The exercise: Select lines where the word "공공부문" appears.
== == ==
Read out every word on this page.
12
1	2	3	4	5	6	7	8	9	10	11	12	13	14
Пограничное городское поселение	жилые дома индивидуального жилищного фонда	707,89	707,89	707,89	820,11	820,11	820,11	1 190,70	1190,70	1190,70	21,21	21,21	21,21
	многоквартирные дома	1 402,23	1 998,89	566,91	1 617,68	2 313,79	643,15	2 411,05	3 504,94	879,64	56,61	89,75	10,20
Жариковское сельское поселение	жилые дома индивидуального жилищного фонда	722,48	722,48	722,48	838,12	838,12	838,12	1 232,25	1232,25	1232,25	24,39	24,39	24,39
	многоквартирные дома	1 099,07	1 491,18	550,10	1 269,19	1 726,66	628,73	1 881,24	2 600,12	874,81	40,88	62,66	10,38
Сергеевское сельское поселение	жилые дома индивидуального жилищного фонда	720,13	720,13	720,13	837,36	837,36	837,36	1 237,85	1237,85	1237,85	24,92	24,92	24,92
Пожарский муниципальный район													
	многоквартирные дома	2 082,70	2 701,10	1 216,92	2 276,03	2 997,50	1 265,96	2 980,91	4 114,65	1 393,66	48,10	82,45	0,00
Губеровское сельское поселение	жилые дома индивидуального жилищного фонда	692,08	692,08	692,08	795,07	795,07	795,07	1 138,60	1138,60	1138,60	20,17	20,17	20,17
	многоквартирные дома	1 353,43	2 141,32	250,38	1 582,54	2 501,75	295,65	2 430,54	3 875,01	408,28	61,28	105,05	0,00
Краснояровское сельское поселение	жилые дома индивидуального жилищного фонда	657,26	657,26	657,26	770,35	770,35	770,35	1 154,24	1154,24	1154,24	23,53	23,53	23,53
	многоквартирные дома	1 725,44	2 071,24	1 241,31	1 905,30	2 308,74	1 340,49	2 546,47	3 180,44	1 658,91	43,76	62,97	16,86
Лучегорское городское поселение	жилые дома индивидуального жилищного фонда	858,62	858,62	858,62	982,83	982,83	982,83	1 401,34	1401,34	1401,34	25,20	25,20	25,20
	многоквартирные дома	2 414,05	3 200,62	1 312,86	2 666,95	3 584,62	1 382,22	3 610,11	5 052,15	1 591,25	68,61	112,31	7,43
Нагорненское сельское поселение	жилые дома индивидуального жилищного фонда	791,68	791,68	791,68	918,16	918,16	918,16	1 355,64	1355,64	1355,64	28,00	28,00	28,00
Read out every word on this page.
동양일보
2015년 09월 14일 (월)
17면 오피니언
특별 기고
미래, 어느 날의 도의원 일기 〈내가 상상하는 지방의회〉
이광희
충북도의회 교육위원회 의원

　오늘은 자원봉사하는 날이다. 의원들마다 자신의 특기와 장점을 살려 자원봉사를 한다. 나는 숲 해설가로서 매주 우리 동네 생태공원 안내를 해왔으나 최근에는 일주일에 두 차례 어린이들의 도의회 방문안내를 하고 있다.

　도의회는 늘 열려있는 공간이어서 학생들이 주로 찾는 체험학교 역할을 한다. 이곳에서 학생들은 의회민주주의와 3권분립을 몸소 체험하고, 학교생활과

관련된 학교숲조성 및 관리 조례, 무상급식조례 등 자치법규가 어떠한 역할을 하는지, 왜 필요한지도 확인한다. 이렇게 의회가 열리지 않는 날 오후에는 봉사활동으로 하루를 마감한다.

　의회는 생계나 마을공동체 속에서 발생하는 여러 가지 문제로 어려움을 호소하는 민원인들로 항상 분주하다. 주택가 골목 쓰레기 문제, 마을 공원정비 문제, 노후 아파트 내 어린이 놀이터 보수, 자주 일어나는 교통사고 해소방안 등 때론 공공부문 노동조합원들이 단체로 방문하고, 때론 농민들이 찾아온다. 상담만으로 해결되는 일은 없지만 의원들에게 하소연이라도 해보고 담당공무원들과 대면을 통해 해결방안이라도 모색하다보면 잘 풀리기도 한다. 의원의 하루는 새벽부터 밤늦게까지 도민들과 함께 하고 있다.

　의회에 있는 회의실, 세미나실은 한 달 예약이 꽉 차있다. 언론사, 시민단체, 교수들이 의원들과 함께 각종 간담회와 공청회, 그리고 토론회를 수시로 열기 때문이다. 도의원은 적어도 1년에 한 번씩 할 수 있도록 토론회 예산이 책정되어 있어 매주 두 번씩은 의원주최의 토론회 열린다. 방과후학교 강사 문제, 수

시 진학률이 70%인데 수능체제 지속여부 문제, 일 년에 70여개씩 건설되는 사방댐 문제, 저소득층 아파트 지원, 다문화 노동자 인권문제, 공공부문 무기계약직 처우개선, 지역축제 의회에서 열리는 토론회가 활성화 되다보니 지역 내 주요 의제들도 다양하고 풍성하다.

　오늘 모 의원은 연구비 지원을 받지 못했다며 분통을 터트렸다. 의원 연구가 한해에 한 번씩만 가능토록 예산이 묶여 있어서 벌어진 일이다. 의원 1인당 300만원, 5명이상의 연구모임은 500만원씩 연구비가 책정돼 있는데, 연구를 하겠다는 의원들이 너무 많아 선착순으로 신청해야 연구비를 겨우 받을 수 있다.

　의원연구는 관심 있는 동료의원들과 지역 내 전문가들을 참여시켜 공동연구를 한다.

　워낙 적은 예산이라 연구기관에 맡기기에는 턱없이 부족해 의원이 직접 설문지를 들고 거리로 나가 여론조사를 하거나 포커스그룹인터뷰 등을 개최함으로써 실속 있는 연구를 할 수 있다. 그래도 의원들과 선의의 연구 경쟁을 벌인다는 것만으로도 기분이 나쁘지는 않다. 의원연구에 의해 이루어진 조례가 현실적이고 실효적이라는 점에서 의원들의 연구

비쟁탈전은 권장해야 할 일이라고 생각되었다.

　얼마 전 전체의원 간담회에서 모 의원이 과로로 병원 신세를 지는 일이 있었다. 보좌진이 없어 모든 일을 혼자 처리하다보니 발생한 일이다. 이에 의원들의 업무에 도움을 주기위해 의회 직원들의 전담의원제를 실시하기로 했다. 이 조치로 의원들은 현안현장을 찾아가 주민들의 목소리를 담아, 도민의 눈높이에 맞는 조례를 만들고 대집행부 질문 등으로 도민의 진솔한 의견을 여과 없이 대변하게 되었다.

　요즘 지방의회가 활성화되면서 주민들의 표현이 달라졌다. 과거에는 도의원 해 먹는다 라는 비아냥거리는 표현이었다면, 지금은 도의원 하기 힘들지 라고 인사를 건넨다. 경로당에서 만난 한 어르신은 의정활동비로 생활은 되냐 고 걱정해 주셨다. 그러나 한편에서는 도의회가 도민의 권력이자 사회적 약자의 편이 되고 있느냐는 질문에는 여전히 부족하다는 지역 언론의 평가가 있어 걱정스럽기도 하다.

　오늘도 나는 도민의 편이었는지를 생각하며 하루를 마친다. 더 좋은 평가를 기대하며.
== == ==
Result of this task:
　의회는 생계나 마을공동체 속에서 발생하는 여러 가지 문제로 어려움을 호소하는 민원인들로 항상 분주하다. 주택가 골목 쓰레기 문제, 마을 공원정비 문제, 노후 아파트 내 어린이 놀이터 보수, 자주 일어나는 교통사고 해소방안 등 때론 공공부문 노동조합원들이 단체로 방문하고, 때론 농민들이 찾아온다. 상담만으로 해결되는 일은 없지만 의원들에게 하소연이라도 해보고 담당공무원들과 대면을 통해 해결방안이라도 모색하다보면 잘 풀리기도 한다. 의원의 하루는 새벽부터 밤늦게까지 도민들과 함께 하고 있다.
시 진학률이 70%인데 수능체제 지속여부 문제, 일 년에 70여개씩 건설되는 사방댐 문제, 저소득층 아파트 지원, 다문화 노동자 인권문제, 공공부문 무기계약직 처우개선, 지역축제 의회에서 열리는 토론회가 활성화 되다보니 지역 내 주요 의제들도 다양하고 풍성하다.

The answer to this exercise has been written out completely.